■ **What you need to do**
Would you set down every entry shown below, precisely as written?

[Records from a dataset]
+ + +
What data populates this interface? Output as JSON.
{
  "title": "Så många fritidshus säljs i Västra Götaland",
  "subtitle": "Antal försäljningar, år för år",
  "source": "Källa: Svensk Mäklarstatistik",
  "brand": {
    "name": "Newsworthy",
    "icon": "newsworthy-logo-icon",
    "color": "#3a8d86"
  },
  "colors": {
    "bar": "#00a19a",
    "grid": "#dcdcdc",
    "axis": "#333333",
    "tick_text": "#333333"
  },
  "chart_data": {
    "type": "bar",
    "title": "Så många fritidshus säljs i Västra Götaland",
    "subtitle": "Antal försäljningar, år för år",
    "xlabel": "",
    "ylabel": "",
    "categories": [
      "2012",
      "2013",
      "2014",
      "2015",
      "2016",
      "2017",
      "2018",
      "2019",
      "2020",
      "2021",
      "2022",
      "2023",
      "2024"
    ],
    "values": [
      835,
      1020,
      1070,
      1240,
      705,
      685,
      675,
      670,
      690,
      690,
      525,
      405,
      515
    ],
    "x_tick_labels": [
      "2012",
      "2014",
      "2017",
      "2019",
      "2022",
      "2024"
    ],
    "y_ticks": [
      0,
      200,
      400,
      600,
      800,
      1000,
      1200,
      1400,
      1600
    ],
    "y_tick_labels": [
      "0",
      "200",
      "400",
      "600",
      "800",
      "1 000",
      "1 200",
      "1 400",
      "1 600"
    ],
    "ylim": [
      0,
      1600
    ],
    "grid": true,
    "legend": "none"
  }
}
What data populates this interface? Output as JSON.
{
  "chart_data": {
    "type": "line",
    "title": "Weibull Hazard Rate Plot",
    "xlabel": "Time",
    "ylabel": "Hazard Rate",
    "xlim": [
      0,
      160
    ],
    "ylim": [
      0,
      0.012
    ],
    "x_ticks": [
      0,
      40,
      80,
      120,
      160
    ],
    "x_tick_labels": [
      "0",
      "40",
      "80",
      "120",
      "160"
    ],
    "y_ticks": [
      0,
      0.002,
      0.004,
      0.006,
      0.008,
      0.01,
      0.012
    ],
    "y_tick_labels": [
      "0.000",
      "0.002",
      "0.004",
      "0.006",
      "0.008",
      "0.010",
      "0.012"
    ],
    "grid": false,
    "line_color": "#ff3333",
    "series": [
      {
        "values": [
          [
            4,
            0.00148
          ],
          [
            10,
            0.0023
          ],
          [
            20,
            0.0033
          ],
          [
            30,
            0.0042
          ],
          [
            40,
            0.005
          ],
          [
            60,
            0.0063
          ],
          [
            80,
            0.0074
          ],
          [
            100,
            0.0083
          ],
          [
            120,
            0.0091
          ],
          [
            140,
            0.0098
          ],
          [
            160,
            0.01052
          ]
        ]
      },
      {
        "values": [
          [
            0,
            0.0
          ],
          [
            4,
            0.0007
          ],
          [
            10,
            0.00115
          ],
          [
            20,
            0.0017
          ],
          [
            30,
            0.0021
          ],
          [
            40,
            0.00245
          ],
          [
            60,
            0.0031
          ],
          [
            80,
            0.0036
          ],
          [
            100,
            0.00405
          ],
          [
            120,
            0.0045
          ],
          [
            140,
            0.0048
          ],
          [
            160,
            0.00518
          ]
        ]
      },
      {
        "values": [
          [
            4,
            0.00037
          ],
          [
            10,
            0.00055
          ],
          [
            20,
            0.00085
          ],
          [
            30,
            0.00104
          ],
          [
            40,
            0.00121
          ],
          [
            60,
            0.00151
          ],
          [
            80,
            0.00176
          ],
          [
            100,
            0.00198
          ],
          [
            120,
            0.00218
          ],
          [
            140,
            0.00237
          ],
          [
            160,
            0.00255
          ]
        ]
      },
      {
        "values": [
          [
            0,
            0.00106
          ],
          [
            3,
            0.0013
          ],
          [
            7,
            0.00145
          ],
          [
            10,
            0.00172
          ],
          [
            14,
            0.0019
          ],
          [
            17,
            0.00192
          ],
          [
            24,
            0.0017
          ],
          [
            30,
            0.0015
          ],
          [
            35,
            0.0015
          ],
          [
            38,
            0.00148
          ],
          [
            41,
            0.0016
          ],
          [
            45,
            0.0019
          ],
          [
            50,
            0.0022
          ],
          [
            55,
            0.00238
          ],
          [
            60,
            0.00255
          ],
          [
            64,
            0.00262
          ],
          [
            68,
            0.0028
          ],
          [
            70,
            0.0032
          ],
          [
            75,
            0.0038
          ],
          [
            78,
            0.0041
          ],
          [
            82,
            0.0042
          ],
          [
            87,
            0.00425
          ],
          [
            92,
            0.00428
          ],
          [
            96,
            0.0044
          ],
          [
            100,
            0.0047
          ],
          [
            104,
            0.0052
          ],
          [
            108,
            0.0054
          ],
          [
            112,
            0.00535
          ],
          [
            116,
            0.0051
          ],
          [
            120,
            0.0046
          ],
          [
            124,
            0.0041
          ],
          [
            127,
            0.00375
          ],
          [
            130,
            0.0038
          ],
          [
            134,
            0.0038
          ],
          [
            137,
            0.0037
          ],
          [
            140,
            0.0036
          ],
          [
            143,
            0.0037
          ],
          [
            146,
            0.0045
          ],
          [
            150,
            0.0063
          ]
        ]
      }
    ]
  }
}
+ + +
■ **Result**
What data populates this interface? Output as JSON.
{
  "title": "Så många fritidshus säljs i Västra Götaland",
  "subtitle": "Antal försäljningar, år för år",
  "source": "Källa: Svensk Mäklarstatistik",
  "brand": {
    "name": "Newsworthy",
    "icon": "newsworthy-logo-icon",
    "color": "#3a8d86"
  },
  "colors": {
    "bar": "#00a19a",
    "grid": "#dcdcdc",
    "axis": "#333333",
    "tick_text": "#333333"
  },
  "chart_data": {
    "type": "bar",
    "title": "Så många fritidshus säljs i Västra Götaland",
    "subtitle": "Antal försäljningar, år för år",
    "xlabel": "",
    "ylabel": "",
    "categories": [
      "2012",
      "2013",
      "2014",
      "2015",
      "2016",
      "2017",
      "2018",
      "2019",
      "2020",
      "2021",
      "2022",
      "2023",
      "2024"
    ],
    "values": [
      835,
      1020,
      1070,
      1240,
      705,
      685,
      675,
      670,
      690,
      690,
      525,
      405,
      515
    ],
    "x_tick_labels": [
      "2012",
      "2014",
      "2017",
      "2019",
      "2022",
      "2024"
    ],
    "y_ticks": [
      0,
      200,
      400,
      600,
      800,
      1000,
      1200,
      1400,
      1600
    ],
    "y_tick_labels": [
      "0",
      "200",
      "400",
      "600",
      "800",
      "1 000",
      "1 200",
      "1 400",
      "1 600"
    ],
    "ylim": [
      0,
      1600
    ],
    "grid": true,
    "legend": "none"
  }
}
What data populates this interface? Output as JSON.
{
  "chart_data": {
    "type": "line",
    "title": "Weibull Hazard Rate Plot",
    "xlabel": "Time",
    "ylabel": "Hazard Rate",
    "xlim": [
      0,
      160
    ],
    "ylim": [
      0,
      0.012
    ],
    "x_ticks": [
      0,
      40,
      80,
      120,
      160
    ],
    "x_tick_labels": [
      "0",
      "40",
      "80",
      "120",
      "160"
    ],
    "y_ticks": [
      0,
      0.002,
      0.004,
      0.006,
      0.008,
      0.01,
      0.012
    ],
    "y_tick_labels": [
      "0.000",
      "0.002",
      "0.004",
      "0.006",
      "0.008",
      "0.010",
      "0.012"
    ],
    "grid": false,
    "line_color": "#ff3333",
    "series": [
      {
        "values": [
          [
            4,
            0.00148
          ],
          [
            10,
            0.0023
          ],
          [
            20,
            0.0033
          ],
          [
            30,
            0.0042
          ],
          [
            40,
            0.005
          ],
          [
            60,
            0.0063
          ],
          [
            80,
            0.0074
          ],
          [
            100,
            0.0083
          ],
          [
            120,
            0.0091
          ],
          [
            140,
            0.0098
          ],
          [
            160,
            0.01052
          ]
        ]
      },
      {
        "values": [
          [
            0,
            0.0
          ],
          [
            4,
            0.0007
          ],
          [
            10,
            0.00115
          ],
          [
            20,
            0.0017
          ],
          [
            30,
            0.0021
          ],
          [
            40,
            0.00245
          ],
          [
            60,
            0.0031
          ],
          [
            80,
            0.0036
          ],
          [
            100,
            0.00405
          ],
          [
            120,
            0.0045
          ],
          [
            140,
            0.0048
          ],
          [
            160,
            0.00518
          ]
        ]
      },
      {
        "values": [
          [
            4,
            0.00037
          ],
          [
            10,
            0.00055
          ],
          [
            20,
            0.00085
          ],
          [
            30,
            0.00104
          ],
          [
            40,
            0.00121
          ],
          [
            60,
            0.00151
          ],
          [
            80,
            0.00176
          ],
          [
            100,
            0.00198
          ],
          [
            120,
            0.00218
          ],
          [
            140,
            0.00237
          ],
          [
            160,
            0.00255
          ]
        ]
      },
      {
        "values": [
          [
            0,
            0.00106
          ],
          [
            3,
            0.0013
          ],
          [
            7,
            0.00145
          ],
          [
            10,
            0.00172
          ],
          [
            14,
            0.0019
          ],
          [
            17,
            0.00192
          ],
          [
            24,
            0.0017
          ],
          [
            30,
            0.0015
          ],
          [
            35,
            0.0015
          ],
          [
            38,
            0.00148
          ],
          [
            41,
            0.0016
          ],
          [
            45,
            0.0019
          ],
          [
            50,
            0.0022
          ],
          [
            55,
            0.00238
          ],
          [
            60,
            0.00255
          ],
          [
            64,
            0.00262
          ],
          [
            68,
            0.0028
          ],
          [
            70,
            0.0032
          ],
          [
            75,
            0.0038
          ],
          [
            78,
            0.0041
          ],
          [
            82,
            0.0042
          ],
          [
            87,
            0.00425
          ],
          [
            92,
            0.00428
          ],
          [
            96,
            0.0044
          ],
          [
            100,
            0.0047
          ],
          [
            104,
            0.0052
          ],
          [
            108,
            0.0054
          ],
          [
            112,
            0.00535
          ],
          [
            116,
            0.0051
          ],
          [
            120,
            0.0046
          ],
          [
            124,
            0.0041
          ],
          [
            127,
            0.00375
          ],
          [
            130,
            0.0038
          ],
          [
            134,
            0.0038
          ],
          [
            137,
            0.0037
          ],
          [
            140,
            0.0036
          ],
          [
            143,
            0.0037
          ],
          [
            146,
            0.0045
          ],
          [
            150,
            0.0063
          ]
        ]
      }
    ]
  }
}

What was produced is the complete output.